▽

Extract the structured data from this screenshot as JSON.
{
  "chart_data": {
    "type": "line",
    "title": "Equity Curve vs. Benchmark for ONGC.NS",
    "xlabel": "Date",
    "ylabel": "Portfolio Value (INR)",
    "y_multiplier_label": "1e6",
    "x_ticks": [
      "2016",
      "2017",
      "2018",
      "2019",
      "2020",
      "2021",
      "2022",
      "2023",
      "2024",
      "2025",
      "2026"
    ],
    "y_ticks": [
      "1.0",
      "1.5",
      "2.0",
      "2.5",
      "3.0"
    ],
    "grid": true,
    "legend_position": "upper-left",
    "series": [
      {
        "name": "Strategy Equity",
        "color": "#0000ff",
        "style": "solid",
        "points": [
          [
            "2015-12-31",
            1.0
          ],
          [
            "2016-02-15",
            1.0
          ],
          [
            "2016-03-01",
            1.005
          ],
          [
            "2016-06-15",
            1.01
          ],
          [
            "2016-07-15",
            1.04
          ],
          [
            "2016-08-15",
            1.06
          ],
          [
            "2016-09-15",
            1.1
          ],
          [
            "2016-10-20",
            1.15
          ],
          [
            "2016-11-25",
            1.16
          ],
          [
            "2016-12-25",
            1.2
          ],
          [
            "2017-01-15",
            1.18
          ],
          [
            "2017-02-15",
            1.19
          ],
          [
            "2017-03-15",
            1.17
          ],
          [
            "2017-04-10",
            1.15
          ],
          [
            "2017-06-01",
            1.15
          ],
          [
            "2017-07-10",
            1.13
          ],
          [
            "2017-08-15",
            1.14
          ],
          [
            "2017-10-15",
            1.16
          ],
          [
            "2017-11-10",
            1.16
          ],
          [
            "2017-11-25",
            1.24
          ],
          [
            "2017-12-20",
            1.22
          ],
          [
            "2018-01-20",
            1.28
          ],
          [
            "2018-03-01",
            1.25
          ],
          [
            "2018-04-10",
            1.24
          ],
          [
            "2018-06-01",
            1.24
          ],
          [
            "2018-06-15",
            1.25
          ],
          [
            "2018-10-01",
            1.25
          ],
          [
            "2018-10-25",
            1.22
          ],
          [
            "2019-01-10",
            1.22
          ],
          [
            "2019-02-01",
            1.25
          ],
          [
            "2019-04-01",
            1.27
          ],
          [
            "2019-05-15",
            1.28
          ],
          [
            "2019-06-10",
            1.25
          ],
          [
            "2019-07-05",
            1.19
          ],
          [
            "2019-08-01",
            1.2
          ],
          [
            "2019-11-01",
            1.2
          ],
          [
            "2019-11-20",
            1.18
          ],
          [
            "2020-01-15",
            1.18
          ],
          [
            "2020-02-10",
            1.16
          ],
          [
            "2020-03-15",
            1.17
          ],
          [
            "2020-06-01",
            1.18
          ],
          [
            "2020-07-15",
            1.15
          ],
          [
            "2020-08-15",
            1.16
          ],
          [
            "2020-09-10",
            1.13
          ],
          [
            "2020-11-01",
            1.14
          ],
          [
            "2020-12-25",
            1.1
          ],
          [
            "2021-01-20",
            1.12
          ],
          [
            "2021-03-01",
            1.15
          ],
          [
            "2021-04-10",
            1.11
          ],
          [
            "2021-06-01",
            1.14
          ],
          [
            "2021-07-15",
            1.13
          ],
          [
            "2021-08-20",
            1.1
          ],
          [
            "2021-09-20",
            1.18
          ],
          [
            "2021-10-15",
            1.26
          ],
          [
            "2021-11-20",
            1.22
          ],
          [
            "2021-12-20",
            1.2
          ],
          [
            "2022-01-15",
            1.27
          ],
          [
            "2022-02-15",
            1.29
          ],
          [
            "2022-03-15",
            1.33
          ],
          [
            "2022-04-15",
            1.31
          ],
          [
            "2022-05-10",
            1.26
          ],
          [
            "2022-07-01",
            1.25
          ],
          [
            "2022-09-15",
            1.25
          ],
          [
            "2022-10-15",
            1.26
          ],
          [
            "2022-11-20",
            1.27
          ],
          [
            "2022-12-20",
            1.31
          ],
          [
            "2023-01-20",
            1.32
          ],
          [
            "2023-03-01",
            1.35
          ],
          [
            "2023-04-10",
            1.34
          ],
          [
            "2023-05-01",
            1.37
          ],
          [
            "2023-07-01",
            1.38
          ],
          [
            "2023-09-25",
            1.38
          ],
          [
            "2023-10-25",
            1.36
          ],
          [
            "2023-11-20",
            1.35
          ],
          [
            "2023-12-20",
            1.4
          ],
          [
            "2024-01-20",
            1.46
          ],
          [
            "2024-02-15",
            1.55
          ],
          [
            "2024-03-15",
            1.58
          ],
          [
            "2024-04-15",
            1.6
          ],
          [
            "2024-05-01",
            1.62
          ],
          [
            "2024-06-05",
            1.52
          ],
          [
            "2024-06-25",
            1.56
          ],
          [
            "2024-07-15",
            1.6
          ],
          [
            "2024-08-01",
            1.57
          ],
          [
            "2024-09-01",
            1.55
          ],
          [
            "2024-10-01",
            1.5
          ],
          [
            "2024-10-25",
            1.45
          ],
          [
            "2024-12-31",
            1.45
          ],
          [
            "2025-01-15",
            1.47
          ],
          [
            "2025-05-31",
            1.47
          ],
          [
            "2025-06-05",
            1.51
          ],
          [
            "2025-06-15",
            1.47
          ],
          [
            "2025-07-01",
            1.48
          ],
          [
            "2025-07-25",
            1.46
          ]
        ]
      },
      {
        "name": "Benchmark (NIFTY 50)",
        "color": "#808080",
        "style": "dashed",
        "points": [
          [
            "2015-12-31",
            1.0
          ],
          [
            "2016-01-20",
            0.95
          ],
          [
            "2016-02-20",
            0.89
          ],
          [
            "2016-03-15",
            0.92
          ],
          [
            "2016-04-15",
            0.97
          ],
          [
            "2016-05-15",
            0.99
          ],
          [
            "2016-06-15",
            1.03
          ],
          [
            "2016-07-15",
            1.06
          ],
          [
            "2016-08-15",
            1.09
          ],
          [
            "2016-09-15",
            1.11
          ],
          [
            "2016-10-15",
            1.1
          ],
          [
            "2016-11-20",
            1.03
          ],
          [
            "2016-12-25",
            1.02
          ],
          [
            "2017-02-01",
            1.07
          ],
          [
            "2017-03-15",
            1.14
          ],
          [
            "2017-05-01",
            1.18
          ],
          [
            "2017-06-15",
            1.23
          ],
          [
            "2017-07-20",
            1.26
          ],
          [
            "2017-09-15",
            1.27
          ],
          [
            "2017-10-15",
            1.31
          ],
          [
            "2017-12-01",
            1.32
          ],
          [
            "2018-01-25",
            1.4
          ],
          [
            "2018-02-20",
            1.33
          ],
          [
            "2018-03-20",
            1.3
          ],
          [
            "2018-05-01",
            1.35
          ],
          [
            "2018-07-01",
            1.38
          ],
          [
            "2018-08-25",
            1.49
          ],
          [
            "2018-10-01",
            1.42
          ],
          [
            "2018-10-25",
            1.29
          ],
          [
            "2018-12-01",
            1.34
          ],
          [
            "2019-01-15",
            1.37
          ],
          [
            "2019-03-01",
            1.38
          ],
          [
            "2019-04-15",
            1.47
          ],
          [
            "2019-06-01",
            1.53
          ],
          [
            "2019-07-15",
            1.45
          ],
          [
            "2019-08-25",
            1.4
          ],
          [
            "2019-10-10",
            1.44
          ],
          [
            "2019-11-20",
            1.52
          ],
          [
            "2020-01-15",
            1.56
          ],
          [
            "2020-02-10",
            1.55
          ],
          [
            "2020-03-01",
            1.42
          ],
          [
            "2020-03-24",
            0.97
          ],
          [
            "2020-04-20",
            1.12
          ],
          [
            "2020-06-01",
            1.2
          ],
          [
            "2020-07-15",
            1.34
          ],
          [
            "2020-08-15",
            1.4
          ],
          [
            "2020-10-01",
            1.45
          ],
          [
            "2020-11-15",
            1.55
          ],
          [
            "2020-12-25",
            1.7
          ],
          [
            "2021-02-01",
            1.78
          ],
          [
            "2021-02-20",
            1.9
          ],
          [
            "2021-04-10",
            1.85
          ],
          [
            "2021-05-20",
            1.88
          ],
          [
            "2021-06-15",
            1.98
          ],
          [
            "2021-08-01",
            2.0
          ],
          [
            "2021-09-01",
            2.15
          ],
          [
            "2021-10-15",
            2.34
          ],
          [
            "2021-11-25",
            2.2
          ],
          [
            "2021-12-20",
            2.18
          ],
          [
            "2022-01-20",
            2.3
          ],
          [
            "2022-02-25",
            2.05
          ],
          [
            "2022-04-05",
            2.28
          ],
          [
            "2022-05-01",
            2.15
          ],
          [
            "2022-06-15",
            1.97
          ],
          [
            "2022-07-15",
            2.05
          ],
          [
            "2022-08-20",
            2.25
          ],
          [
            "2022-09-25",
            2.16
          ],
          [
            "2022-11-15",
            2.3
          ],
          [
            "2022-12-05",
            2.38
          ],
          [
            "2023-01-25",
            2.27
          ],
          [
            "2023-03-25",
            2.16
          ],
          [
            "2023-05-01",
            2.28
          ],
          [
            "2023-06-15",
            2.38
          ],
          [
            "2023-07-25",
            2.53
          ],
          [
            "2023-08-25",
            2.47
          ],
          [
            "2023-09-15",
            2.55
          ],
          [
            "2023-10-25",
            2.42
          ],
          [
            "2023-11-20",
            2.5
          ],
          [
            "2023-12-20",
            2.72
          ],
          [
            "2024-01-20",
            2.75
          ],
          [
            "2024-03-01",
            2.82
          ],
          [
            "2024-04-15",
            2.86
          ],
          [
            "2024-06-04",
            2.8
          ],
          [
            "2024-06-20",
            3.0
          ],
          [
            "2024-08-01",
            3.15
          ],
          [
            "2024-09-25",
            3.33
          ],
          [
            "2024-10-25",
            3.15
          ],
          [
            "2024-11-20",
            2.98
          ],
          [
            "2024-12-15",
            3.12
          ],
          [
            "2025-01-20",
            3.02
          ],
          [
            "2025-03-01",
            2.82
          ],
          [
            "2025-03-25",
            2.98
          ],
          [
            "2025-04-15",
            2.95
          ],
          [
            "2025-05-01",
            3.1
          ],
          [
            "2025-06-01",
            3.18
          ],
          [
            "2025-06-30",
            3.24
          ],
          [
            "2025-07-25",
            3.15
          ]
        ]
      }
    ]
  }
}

△

*Request:* Go over the entries above and say how many lines hold the string "name", with no other text.

*Reply:* 2